[Start]

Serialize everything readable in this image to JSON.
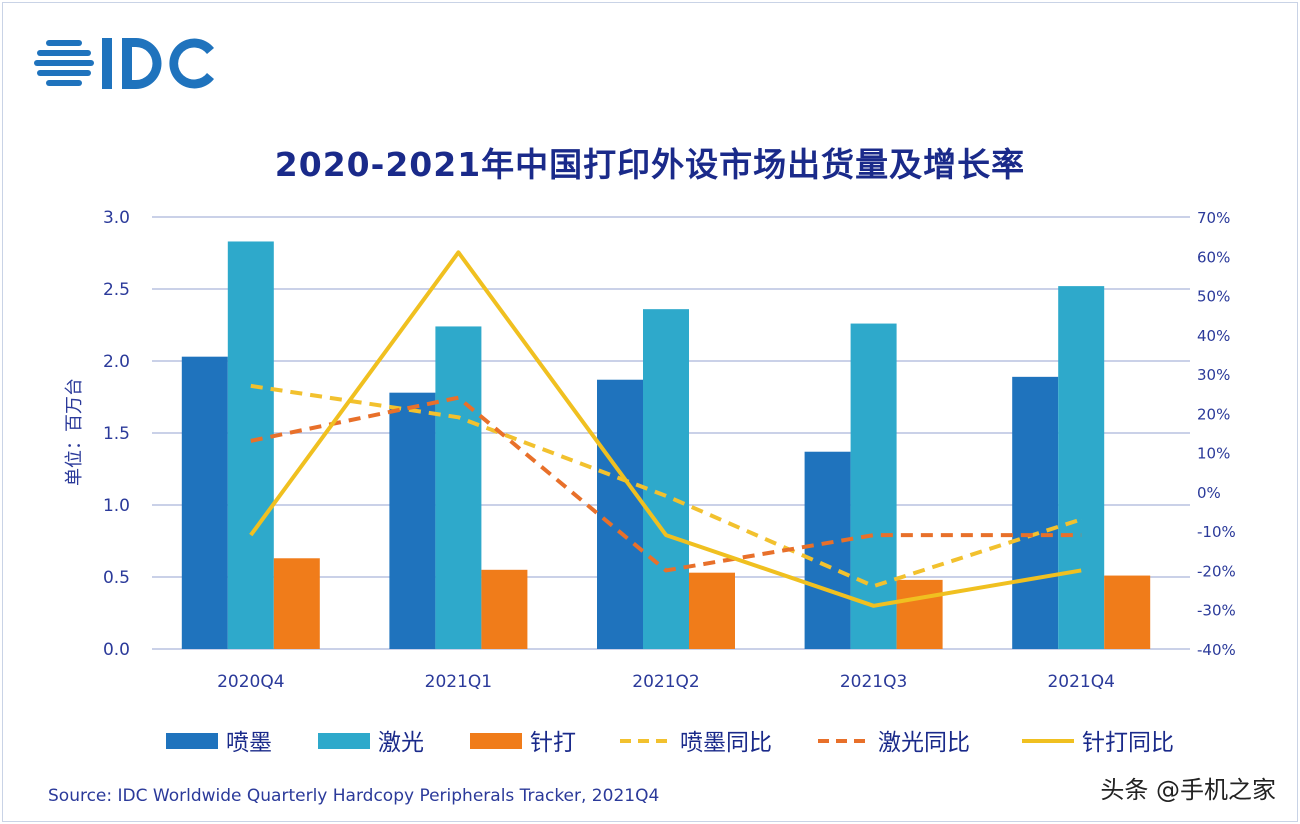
{
  "logo_text": "IDC",
  "colors": {
    "inkjet": "#1f73bd",
    "laser": "#2ea9cb",
    "dot": "#f07c1a",
    "inkjet_yoy": "#f2c12e",
    "laser_yoy": "#e8702a",
    "dot_yoy": "#f0c020",
    "axis_text": "#2b3a9a",
    "grid": "#b8c2e0"
  },
  "source": "Source:  IDC Worldwide Quarterly Hardcopy Peripherals Tracker, 2021Q4",
  "watermark": "头条 @手机之家",
  "chart_data": {
    "type": "bar+line",
    "title": "2020-2021年中国打印外设市场出货量及增长率",
    "ylabel": "单位：百万台",
    "xlabel": "",
    "categories": [
      "2020Q4",
      "2021Q1",
      "2021Q2",
      "2021Q3",
      "2021Q4"
    ],
    "ylim": [
      0,
      3.0
    ],
    "yticks": [
      "0.0",
      "0.5",
      "1.0",
      "1.5",
      "2.0",
      "2.5",
      "3.0"
    ],
    "y2lim": [
      -40,
      70
    ],
    "y2ticks": [
      "-40%",
      "-30%",
      "-20%",
      "-10%",
      "0%",
      "10%",
      "20%",
      "30%",
      "40%",
      "50%",
      "60%",
      "70%"
    ],
    "grid": true,
    "legend_position": "bottom",
    "bar_series": [
      {
        "name": "喷墨",
        "values": [
          2.03,
          1.78,
          1.87,
          1.37,
          1.89
        ]
      },
      {
        "name": "激光",
        "values": [
          2.83,
          2.24,
          2.36,
          2.26,
          2.52
        ]
      },
      {
        "name": "针打",
        "values": [
          0.63,
          0.55,
          0.53,
          0.48,
          0.51
        ]
      }
    ],
    "line_series": [
      {
        "name": "喷墨同比",
        "style": "dashed",
        "values": [
          27,
          19,
          -1,
          -24,
          -7
        ]
      },
      {
        "name": "激光同比",
        "style": "dashed",
        "values": [
          13,
          24,
          -20,
          -11,
          -11
        ]
      },
      {
        "name": "针打同比",
        "style": "solid",
        "values": [
          -11,
          61,
          -11,
          -29,
          -20
        ]
      }
    ]
  }
}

[End]

▸ Task instructions:
Across the data above, how many lines include the word "name"? Give only the count.

▸ Correct answer:
6